▶ Extracted records:
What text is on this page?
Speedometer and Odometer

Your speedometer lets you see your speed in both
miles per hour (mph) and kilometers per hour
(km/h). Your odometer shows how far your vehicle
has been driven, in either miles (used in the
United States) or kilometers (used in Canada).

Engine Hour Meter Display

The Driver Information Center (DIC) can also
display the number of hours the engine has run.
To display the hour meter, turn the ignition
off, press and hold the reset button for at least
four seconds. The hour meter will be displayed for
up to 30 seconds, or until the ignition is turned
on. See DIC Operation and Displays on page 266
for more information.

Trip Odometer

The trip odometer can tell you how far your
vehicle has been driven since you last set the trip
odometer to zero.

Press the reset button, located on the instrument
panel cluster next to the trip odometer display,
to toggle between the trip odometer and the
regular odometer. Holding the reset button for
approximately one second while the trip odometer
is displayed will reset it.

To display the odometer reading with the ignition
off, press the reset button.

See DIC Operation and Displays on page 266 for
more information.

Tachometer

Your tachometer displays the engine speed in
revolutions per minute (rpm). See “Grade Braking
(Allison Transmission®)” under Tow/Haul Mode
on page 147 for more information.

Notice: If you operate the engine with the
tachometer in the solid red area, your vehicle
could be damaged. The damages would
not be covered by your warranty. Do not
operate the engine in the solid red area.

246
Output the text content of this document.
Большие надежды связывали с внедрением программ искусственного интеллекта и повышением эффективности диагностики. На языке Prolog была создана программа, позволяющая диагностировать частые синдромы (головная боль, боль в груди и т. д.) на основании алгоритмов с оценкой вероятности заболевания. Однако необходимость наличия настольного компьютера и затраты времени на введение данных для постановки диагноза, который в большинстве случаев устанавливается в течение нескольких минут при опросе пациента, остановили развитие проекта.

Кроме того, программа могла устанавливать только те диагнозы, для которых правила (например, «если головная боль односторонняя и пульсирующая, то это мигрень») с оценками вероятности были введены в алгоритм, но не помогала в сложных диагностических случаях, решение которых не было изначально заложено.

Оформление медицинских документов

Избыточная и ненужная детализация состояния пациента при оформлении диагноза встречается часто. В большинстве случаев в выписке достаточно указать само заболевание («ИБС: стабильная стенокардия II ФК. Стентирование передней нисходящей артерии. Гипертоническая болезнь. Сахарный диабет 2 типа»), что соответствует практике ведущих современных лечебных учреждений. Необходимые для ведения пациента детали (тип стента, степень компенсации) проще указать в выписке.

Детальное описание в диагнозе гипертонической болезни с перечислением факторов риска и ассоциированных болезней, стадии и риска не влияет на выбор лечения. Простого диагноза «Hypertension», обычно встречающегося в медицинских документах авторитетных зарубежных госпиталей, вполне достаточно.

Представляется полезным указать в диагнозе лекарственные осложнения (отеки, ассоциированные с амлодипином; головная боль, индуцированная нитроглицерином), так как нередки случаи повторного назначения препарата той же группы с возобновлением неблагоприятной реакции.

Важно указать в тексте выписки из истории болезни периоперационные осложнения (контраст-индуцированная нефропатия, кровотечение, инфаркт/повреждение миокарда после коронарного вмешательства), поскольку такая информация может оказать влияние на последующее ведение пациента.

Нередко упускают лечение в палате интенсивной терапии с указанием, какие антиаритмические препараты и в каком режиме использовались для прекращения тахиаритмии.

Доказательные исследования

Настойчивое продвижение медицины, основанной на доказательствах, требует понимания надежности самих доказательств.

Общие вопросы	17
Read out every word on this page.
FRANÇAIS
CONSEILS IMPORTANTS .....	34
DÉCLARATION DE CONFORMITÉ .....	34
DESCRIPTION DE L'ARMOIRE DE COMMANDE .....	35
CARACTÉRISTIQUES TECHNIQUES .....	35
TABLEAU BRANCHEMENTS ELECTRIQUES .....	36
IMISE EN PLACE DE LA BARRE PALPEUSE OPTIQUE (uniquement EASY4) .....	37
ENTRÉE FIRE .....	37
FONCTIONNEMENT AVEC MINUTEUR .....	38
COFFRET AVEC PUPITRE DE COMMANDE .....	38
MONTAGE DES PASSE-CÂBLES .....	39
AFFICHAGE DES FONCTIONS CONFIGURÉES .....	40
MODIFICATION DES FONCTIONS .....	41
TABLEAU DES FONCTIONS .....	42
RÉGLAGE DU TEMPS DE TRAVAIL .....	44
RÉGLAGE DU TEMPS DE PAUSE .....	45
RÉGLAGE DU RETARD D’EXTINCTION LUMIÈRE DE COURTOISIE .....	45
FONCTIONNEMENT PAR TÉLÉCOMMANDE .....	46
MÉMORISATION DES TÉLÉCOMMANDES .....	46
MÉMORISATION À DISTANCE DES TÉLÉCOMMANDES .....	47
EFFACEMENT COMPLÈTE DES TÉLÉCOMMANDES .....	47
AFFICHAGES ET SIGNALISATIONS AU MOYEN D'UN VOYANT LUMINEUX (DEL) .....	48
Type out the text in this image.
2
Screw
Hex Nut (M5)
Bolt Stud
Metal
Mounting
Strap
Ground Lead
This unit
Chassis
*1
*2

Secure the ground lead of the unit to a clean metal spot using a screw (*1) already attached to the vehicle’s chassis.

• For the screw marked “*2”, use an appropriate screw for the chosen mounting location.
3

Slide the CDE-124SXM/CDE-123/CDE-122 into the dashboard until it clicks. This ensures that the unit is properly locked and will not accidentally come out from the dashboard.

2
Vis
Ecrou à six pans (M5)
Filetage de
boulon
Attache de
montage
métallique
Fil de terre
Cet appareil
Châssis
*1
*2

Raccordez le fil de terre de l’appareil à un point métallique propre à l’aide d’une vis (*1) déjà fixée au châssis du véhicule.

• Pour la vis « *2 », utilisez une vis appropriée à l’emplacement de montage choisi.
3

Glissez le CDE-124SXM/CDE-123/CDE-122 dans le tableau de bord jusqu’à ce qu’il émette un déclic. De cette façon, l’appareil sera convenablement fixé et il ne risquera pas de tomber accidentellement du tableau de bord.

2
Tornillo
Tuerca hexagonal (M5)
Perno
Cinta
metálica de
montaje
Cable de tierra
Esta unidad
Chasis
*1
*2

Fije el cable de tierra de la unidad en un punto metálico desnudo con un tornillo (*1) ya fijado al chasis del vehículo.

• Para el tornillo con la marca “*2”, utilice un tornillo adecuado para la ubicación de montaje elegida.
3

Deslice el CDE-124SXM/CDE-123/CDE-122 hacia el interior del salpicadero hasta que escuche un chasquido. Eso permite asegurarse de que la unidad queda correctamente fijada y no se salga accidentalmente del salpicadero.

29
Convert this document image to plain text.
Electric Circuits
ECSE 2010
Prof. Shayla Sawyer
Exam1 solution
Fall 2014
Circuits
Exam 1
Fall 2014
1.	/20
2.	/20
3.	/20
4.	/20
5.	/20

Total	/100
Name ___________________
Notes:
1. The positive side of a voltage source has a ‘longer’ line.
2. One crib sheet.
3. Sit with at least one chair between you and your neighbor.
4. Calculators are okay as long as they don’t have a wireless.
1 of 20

▶ Written instruction: Pull out and copy each line containing the string "displayed".

▶ Answer below:
four seconds. The hour meter will be displayed for
is displayed will reset it.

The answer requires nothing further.